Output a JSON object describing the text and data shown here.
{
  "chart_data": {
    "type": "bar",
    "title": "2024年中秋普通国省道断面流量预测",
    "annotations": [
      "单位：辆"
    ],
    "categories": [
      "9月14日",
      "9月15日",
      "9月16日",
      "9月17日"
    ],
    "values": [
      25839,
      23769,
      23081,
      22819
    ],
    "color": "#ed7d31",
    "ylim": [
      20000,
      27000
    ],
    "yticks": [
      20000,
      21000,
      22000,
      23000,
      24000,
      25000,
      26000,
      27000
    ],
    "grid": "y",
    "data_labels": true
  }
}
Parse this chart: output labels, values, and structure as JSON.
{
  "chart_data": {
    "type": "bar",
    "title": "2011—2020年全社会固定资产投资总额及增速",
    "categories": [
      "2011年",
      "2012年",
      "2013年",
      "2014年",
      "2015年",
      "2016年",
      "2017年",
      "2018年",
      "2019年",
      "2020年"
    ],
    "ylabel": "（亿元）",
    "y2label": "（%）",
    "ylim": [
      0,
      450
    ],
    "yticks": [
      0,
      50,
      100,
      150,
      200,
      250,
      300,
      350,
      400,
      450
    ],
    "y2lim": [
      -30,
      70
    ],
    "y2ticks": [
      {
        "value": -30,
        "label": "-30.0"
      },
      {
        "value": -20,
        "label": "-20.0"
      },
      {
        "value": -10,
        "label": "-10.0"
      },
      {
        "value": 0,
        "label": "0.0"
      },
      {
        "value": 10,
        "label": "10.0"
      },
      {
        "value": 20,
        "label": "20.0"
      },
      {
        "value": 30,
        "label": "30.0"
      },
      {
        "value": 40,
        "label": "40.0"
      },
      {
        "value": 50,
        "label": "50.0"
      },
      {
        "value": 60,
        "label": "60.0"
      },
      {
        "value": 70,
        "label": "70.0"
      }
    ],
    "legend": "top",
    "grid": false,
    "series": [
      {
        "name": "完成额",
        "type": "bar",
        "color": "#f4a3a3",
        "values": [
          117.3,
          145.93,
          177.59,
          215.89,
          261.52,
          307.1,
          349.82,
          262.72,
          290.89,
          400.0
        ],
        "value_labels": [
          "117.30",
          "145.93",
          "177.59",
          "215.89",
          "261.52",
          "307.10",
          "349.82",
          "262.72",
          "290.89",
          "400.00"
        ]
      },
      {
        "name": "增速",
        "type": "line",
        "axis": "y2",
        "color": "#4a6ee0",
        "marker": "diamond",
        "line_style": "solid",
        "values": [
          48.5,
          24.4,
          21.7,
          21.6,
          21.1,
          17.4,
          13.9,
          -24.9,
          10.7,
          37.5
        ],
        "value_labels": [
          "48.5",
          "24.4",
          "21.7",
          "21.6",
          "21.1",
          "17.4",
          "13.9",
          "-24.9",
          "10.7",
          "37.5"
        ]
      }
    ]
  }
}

=====

**Problem requirements**
Collect the lines that hold "values".

**Written solution**
    "values": [
Parse this chart: output labels, values, and structure as JSON.
        "values": [
        "values": [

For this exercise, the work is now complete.